• _Excerpts from a figure dataset_:
+---+
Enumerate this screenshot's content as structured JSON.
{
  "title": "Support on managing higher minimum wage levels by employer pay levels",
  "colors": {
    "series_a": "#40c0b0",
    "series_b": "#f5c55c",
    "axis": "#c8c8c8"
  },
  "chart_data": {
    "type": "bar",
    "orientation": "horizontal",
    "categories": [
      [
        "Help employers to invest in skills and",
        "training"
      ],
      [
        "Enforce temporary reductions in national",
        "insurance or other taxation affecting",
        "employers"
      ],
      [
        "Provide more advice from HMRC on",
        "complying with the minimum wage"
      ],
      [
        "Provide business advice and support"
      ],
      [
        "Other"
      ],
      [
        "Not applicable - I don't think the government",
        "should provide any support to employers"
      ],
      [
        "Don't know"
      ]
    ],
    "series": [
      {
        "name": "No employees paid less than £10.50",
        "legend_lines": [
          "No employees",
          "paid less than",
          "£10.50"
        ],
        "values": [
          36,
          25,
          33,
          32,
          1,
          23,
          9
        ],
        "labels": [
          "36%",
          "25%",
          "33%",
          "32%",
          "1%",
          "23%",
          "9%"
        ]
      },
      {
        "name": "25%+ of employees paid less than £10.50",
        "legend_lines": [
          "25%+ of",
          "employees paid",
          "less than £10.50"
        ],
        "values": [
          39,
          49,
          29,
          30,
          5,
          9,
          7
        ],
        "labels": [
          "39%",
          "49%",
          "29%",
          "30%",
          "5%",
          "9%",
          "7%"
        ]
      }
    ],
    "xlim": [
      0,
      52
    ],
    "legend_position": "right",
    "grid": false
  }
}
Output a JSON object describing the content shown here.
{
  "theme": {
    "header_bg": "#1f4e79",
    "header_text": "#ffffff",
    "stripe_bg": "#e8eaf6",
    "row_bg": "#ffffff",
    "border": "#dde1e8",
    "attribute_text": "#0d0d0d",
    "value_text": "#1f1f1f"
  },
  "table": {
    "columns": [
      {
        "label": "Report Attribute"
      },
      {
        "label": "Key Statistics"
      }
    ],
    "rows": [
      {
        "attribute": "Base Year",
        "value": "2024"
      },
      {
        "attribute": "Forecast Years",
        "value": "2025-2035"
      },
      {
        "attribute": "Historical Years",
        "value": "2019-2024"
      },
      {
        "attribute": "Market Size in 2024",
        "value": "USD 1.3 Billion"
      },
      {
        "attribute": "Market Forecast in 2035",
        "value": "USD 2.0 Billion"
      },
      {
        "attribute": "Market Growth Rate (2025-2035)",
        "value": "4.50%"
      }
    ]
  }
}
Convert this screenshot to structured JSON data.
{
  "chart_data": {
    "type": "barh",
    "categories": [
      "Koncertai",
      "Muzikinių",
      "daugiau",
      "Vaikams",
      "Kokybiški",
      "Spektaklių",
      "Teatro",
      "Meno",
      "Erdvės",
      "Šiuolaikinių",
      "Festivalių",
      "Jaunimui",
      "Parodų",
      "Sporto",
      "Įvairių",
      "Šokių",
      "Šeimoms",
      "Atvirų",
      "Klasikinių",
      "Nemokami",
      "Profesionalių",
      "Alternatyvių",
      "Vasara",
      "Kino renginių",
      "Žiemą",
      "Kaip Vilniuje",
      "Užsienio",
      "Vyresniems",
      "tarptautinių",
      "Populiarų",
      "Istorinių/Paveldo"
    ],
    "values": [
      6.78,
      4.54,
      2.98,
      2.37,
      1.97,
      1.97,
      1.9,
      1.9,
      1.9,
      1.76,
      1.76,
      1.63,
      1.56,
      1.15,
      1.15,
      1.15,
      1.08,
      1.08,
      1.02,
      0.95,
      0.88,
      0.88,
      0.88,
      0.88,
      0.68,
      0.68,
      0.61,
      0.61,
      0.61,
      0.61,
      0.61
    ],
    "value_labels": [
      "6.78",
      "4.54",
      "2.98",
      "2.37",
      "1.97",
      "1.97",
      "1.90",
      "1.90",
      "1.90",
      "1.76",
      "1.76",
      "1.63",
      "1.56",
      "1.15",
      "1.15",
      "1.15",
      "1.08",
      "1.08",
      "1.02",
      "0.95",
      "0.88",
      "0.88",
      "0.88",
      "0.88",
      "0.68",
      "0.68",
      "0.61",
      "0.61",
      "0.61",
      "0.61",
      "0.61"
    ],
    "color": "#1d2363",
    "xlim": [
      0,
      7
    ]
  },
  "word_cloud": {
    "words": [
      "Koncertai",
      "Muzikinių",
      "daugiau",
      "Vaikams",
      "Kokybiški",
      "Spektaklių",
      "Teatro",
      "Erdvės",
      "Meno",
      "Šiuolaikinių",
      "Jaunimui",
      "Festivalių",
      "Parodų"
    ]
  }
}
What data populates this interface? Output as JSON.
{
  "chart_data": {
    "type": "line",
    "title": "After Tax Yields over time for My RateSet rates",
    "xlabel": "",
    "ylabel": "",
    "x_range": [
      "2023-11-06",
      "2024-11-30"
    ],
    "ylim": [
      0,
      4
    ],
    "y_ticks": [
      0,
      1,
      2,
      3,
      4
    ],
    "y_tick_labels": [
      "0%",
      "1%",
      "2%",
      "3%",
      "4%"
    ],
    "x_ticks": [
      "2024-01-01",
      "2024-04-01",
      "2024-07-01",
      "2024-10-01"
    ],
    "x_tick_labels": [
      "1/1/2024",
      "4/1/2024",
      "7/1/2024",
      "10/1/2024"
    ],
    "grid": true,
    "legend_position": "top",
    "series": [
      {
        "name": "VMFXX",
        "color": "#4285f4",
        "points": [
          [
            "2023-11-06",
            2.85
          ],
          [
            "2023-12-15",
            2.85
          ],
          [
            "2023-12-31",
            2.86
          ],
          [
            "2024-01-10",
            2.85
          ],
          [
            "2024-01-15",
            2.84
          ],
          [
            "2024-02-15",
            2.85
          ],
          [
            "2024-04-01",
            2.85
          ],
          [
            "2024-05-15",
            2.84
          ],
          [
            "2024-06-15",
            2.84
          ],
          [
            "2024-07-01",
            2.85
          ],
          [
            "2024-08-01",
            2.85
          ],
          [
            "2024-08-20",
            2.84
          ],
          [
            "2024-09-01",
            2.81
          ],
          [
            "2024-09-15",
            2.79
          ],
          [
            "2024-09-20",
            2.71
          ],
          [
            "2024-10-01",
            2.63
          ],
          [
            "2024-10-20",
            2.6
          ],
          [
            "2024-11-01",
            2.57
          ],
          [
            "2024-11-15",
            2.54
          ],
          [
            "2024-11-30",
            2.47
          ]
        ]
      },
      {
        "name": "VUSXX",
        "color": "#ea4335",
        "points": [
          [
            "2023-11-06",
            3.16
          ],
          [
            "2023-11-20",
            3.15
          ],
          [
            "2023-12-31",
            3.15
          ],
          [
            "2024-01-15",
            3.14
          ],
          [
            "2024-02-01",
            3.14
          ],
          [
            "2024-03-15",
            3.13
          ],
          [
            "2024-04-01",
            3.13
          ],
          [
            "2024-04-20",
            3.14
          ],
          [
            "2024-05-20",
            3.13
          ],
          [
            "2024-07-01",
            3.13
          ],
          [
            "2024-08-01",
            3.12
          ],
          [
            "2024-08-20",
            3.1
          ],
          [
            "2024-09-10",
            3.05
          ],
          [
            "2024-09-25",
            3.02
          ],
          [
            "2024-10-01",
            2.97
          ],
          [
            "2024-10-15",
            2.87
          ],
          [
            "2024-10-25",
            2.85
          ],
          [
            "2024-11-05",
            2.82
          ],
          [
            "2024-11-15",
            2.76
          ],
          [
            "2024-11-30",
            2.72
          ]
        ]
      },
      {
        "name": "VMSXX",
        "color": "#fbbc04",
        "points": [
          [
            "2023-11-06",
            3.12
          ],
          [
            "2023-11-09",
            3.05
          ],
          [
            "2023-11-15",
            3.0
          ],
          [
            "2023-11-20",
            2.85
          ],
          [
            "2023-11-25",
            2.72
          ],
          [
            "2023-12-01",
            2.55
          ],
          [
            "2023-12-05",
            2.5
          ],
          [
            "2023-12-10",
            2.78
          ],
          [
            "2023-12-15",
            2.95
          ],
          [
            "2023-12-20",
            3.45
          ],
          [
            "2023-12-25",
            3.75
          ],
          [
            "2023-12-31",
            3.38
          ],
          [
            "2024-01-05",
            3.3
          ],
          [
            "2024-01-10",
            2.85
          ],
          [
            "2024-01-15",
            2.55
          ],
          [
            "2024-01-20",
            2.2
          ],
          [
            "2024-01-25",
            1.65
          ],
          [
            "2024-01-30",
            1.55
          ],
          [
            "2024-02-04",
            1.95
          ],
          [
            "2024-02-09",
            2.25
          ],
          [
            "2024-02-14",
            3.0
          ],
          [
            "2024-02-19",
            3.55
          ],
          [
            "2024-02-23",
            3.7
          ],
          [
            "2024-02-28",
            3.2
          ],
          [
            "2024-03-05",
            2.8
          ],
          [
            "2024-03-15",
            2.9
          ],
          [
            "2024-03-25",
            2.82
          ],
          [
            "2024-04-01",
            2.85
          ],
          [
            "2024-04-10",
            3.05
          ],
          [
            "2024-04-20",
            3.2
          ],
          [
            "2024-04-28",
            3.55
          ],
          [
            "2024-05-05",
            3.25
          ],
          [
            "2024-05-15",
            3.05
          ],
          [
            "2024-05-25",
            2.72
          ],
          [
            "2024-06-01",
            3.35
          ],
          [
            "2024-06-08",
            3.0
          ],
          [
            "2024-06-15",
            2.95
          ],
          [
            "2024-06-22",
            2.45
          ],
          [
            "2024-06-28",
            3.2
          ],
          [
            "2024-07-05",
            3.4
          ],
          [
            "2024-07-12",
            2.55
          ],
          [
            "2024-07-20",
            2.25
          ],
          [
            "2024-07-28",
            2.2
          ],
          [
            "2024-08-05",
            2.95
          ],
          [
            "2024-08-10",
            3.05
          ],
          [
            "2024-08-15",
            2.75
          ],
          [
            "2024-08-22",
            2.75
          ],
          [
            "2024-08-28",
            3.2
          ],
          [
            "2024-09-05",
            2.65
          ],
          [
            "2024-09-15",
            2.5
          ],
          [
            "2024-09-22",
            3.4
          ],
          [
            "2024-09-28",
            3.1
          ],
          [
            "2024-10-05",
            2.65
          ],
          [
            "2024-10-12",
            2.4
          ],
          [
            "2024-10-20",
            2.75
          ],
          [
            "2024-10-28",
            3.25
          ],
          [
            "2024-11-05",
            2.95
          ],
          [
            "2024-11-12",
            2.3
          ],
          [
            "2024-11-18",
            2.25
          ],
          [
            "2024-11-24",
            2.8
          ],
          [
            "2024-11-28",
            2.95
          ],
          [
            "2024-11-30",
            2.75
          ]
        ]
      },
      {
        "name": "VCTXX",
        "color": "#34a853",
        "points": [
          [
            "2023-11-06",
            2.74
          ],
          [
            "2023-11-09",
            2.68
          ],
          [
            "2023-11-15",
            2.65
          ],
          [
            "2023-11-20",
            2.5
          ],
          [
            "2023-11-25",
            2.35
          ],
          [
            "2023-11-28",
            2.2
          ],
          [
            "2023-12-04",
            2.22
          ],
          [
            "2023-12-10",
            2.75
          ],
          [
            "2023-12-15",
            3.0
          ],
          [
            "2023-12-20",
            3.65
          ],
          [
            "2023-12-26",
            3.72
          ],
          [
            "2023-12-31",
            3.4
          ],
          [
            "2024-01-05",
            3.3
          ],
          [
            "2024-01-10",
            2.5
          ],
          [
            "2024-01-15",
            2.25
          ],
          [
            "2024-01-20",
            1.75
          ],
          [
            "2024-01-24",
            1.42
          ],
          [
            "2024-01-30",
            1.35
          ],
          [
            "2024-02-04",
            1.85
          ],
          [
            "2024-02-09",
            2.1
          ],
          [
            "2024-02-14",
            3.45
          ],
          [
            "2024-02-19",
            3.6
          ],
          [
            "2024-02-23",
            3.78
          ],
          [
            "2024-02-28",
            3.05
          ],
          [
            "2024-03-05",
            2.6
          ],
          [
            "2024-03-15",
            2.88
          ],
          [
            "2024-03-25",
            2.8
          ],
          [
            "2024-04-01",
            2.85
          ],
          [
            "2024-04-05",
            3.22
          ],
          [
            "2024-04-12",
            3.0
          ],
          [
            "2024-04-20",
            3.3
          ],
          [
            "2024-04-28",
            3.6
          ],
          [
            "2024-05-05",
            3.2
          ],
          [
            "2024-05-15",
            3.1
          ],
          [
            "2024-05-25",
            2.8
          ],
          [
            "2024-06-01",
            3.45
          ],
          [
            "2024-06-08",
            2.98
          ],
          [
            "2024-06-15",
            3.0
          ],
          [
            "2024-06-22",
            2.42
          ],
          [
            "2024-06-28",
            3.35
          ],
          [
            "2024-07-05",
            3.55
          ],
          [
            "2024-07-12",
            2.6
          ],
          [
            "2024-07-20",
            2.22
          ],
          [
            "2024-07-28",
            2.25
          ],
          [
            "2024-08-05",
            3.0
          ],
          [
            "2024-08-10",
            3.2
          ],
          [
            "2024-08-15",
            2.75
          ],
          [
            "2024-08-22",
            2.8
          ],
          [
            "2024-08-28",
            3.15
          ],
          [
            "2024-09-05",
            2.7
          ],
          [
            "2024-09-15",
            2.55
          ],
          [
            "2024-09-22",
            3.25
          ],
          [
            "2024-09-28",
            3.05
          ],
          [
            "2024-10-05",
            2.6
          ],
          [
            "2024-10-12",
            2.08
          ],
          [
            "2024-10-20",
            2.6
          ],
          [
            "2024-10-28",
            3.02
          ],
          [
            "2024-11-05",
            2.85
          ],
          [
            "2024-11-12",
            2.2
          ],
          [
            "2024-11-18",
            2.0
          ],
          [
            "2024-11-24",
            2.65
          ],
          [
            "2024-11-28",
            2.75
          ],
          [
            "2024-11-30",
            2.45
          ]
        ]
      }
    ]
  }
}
+---+
Pull out all lines containing the word "advice" from the entries above.

• _WRITTEN REPLY_:
        "Provide more advice from HMRC on",
        "Provide business advice and support"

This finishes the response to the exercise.